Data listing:
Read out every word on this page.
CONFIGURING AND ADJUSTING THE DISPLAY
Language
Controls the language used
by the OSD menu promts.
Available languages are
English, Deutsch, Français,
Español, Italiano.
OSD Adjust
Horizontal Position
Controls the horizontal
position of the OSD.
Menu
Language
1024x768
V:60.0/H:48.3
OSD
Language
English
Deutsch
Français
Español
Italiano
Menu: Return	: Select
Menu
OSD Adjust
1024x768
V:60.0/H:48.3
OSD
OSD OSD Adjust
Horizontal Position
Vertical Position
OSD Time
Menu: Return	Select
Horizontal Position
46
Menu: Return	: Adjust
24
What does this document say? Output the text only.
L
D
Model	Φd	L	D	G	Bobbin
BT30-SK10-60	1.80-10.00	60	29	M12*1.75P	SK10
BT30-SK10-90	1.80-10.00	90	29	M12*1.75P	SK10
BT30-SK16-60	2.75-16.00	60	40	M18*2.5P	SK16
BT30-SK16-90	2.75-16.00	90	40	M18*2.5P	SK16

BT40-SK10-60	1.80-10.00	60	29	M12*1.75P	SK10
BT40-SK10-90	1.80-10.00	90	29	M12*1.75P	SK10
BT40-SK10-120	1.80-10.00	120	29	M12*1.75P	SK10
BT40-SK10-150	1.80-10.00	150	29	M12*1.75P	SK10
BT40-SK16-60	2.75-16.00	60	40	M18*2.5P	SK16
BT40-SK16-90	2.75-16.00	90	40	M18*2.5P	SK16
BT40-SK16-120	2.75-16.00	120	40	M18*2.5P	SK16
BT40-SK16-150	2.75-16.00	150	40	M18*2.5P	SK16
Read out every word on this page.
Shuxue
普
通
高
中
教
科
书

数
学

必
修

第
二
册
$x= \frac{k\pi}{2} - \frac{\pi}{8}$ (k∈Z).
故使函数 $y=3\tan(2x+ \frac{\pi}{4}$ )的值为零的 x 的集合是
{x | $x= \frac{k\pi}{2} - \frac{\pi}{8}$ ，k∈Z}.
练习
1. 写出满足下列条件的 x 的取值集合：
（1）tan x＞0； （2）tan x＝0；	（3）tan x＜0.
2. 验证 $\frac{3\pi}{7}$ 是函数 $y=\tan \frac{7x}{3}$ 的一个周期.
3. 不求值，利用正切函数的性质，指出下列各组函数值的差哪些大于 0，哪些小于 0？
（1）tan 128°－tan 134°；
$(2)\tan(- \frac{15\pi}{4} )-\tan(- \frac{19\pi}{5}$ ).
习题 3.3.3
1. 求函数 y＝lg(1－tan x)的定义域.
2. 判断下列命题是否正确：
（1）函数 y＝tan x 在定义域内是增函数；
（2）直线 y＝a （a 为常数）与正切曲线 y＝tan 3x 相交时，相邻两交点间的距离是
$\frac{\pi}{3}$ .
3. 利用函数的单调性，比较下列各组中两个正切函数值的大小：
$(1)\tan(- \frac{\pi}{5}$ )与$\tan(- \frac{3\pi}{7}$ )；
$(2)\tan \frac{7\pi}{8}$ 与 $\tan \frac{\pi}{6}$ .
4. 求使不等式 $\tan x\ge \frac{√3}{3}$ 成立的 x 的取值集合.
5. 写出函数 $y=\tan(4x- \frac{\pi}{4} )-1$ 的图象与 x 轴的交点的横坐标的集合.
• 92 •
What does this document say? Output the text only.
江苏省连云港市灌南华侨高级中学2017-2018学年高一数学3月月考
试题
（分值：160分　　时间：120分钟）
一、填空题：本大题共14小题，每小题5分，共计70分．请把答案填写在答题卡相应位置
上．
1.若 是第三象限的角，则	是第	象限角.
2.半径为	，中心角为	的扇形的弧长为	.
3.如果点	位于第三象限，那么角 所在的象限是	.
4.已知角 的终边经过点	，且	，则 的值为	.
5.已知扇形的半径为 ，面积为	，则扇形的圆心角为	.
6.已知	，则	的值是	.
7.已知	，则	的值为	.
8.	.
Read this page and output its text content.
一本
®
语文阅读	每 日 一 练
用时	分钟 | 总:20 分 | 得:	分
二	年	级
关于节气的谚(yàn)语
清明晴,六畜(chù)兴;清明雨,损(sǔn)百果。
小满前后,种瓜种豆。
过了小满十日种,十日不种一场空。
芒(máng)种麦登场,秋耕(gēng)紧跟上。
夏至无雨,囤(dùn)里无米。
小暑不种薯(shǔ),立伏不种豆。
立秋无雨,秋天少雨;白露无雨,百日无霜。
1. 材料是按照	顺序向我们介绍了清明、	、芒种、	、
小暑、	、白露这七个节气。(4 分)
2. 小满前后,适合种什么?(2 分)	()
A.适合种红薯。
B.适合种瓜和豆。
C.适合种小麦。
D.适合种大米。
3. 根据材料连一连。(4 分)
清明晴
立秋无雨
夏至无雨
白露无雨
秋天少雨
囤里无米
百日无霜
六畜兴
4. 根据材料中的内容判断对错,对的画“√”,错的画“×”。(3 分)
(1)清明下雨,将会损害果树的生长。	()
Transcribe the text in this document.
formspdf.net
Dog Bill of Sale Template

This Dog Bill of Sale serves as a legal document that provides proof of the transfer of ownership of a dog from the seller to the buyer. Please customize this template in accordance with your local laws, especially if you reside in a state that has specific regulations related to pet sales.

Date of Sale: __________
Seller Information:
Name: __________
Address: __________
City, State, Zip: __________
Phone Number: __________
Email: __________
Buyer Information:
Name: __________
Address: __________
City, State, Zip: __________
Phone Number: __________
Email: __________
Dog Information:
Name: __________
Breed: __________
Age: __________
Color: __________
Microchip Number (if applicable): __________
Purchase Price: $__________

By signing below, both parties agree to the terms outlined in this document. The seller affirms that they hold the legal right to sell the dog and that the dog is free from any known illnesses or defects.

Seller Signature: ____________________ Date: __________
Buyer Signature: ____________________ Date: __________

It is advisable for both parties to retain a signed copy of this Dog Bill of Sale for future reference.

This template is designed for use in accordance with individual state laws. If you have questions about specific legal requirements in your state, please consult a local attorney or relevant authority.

Goal: Supply the count of lines in the entries that contain the word "legal", and nothing besides.

Written reply: 3